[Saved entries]
— Begin —

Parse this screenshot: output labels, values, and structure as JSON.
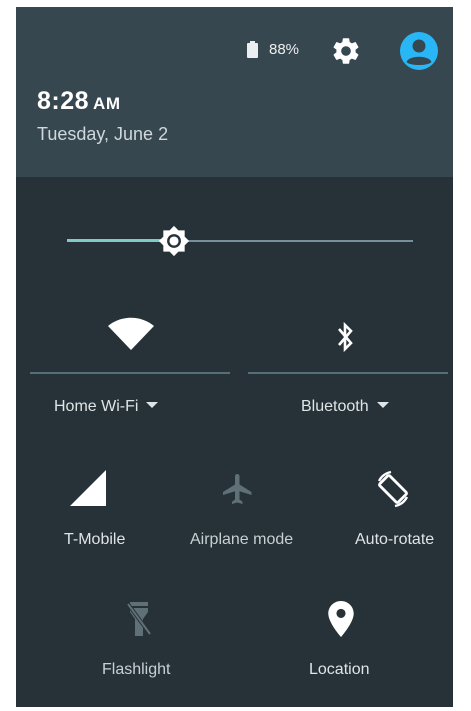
{
  "status": {
    "battery_pct": "88%",
    "time": "8:28",
    "ampm": "AM",
    "date": "Tuesday, June 2"
  },
  "brightness": {
    "level": 0.31
  },
  "tiles": {
    "wifi": {
      "label": "Home Wi-Fi"
    },
    "bluetooth": {
      "label": "Bluetooth"
    },
    "cellular": {
      "label": "T-Mobile"
    },
    "airplane": {
      "label": "Airplane mode"
    },
    "autorotate": {
      "label": "Auto-rotate"
    },
    "flashlight": {
      "label": "Flashlight"
    },
    "location": {
      "label": "Location"
    }
  },
  "colors": {
    "panel_bg": "#263238",
    "header_bg": "#37474f",
    "accent": "#80cbc4",
    "avatar": "#29b6f6"
  }
}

— End —

• Exercise
Reproduce each entry precisely. Leave the pictures out.

• Solved exercise
Parse this screenshot: output labels, values, and structure as JSON.
{
  "status": {
    "battery_pct": "88%",
    "time": "8:28",
    "ampm": "AM",
    "date": "Tuesday, June 2"
  },
  "brightness": {
    "level": 0.31
  },
  "tiles": {
    "wifi": {
      "label": "Home Wi-Fi"
    },
    "bluetooth": {
      "label": "Bluetooth"
    },
    "cellular": {
      "label": "T-Mobile"
    },
    "airplane": {
      "label": "Airplane mode"
    },
    "autorotate": {
      "label": "Auto-rotate"
    },
    "flashlight": {
      "label": "Flashlight"
    },
    "location": {
      "label": "Location"
    }
  },
  "colors": {
    "panel_bg": "#263238",
    "header_bg": "#37474f",
    "accent": "#80cbc4",
    "avatar": "#29b6f6"
  }
}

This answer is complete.